What is needed » Copy, from the entries below, each line in which the string "作业量适中" appears.

Saved data entries »

## START

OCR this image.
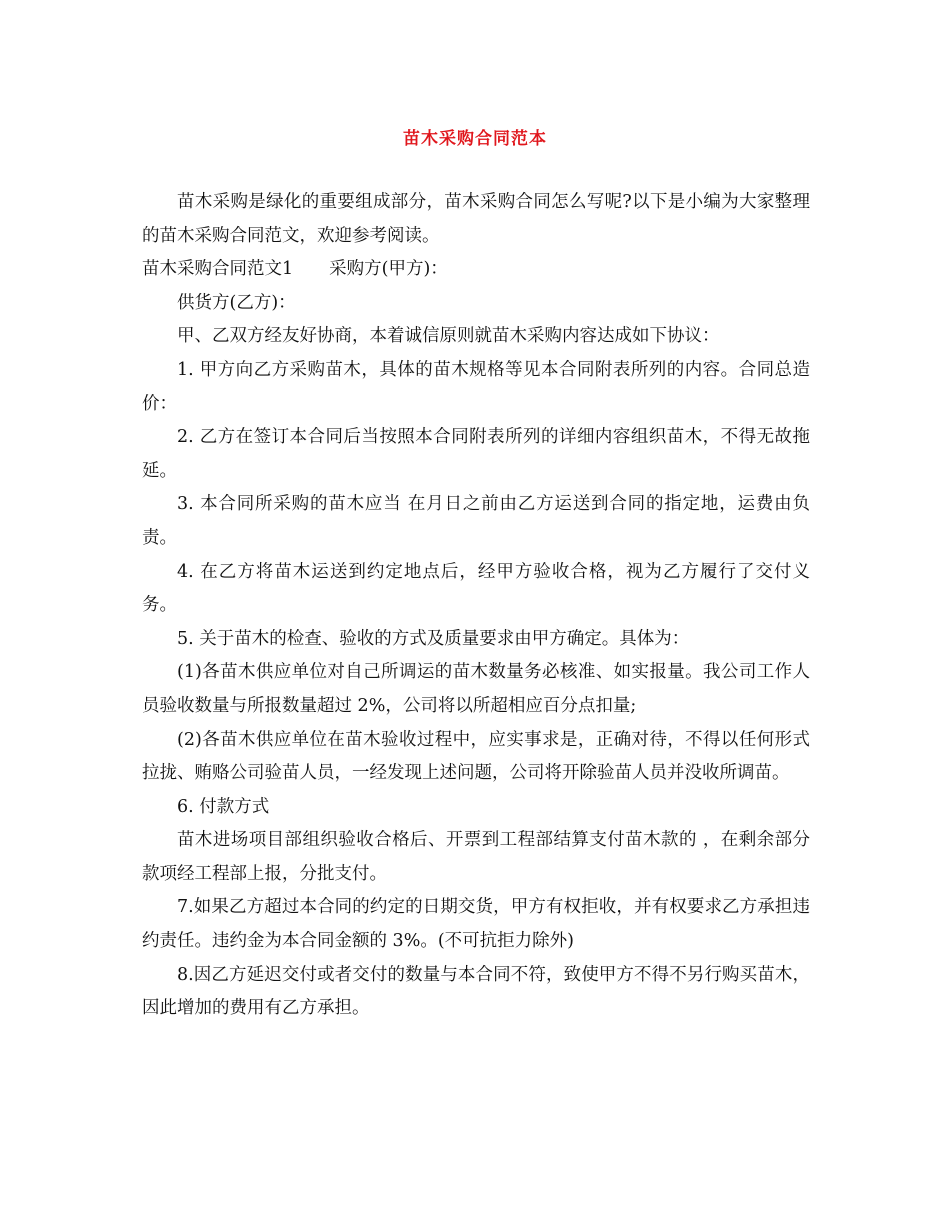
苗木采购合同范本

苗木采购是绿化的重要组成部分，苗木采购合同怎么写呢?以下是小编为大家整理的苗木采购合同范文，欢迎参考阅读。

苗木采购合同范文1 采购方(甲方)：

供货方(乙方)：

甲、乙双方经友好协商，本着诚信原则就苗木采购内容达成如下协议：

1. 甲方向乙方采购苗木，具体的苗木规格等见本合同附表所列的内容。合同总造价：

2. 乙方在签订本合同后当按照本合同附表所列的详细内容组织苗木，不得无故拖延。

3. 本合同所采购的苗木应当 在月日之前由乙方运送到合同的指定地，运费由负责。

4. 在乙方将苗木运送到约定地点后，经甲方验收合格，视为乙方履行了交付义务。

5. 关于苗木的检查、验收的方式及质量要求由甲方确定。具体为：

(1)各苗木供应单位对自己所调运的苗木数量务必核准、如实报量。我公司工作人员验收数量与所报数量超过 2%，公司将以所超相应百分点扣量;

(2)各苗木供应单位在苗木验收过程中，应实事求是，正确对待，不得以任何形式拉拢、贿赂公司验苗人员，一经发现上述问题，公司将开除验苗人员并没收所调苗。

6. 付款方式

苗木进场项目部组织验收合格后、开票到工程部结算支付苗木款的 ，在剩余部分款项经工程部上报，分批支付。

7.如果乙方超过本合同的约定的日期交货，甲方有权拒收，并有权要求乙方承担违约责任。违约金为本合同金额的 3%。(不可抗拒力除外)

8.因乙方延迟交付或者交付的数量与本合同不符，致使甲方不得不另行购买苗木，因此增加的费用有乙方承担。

## END
## START

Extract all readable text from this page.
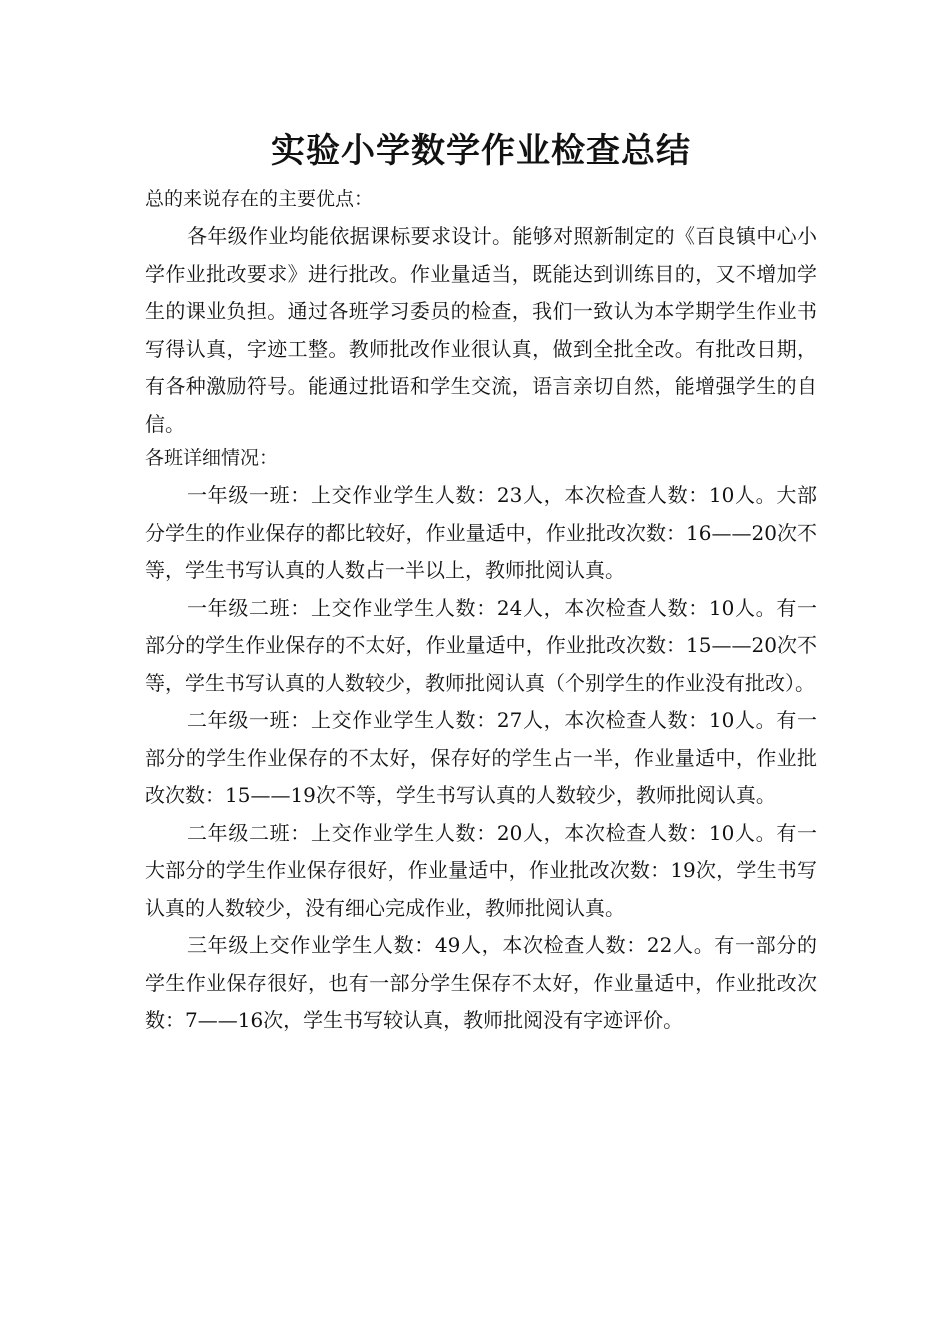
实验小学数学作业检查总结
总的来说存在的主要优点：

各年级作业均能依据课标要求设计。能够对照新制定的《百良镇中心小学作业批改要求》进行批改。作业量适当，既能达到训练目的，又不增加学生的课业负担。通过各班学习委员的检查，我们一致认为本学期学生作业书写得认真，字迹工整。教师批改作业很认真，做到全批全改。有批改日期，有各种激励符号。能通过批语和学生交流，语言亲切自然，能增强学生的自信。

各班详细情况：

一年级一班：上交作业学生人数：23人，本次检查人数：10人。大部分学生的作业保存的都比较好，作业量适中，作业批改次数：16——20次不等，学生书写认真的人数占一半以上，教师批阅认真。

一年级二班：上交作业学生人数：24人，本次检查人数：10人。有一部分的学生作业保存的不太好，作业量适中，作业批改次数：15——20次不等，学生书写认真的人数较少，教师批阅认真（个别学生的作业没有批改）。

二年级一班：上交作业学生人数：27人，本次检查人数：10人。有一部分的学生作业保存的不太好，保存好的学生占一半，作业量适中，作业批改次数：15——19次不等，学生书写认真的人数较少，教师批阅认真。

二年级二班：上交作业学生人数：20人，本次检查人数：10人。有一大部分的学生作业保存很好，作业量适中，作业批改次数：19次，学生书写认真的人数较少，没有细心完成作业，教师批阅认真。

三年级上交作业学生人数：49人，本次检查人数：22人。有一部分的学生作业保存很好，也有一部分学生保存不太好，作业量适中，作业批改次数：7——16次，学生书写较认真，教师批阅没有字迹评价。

## END

Answer to the problem »
一年级一班：上交作业学生人数：23人，本次检查人数：10人。大部分学生的作业保存的都比较好，作业量适中，作业批改次数：16——20次不等，学生书写认真的人数占一半以上，教师批阅认真。
一年级二班：上交作业学生人数：24人，本次检查人数：10人。有一部分的学生作业保存的不太好，作业量适中，作业批改次数：15——20次不等，学生书写认真的人数较少，教师批阅认真（个别学生的作业没有批改）。
二年级一班：上交作业学生人数：27人，本次检查人数：10人。有一部分的学生作业保存的不太好，保存好的学生占一半，作业量适中，作业批改次数：15——19次不等，学生书写认真的人数较少，教师批阅认真。
二年级二班：上交作业学生人数：20人，本次检查人数：10人。有一大部分的学生作业保存很好，作业量适中，作业批改次数：19次，学生书写认真的人数较少，没有细心完成作业，教师批阅认真。
三年级上交作业学生人数：49人，本次检查人数：22人。有一部分的学生作业保存很好，也有一部分学生保存不太好，作业量适中，作业批改次数：7——16次，学生书写较认真，教师批阅没有字迹评价。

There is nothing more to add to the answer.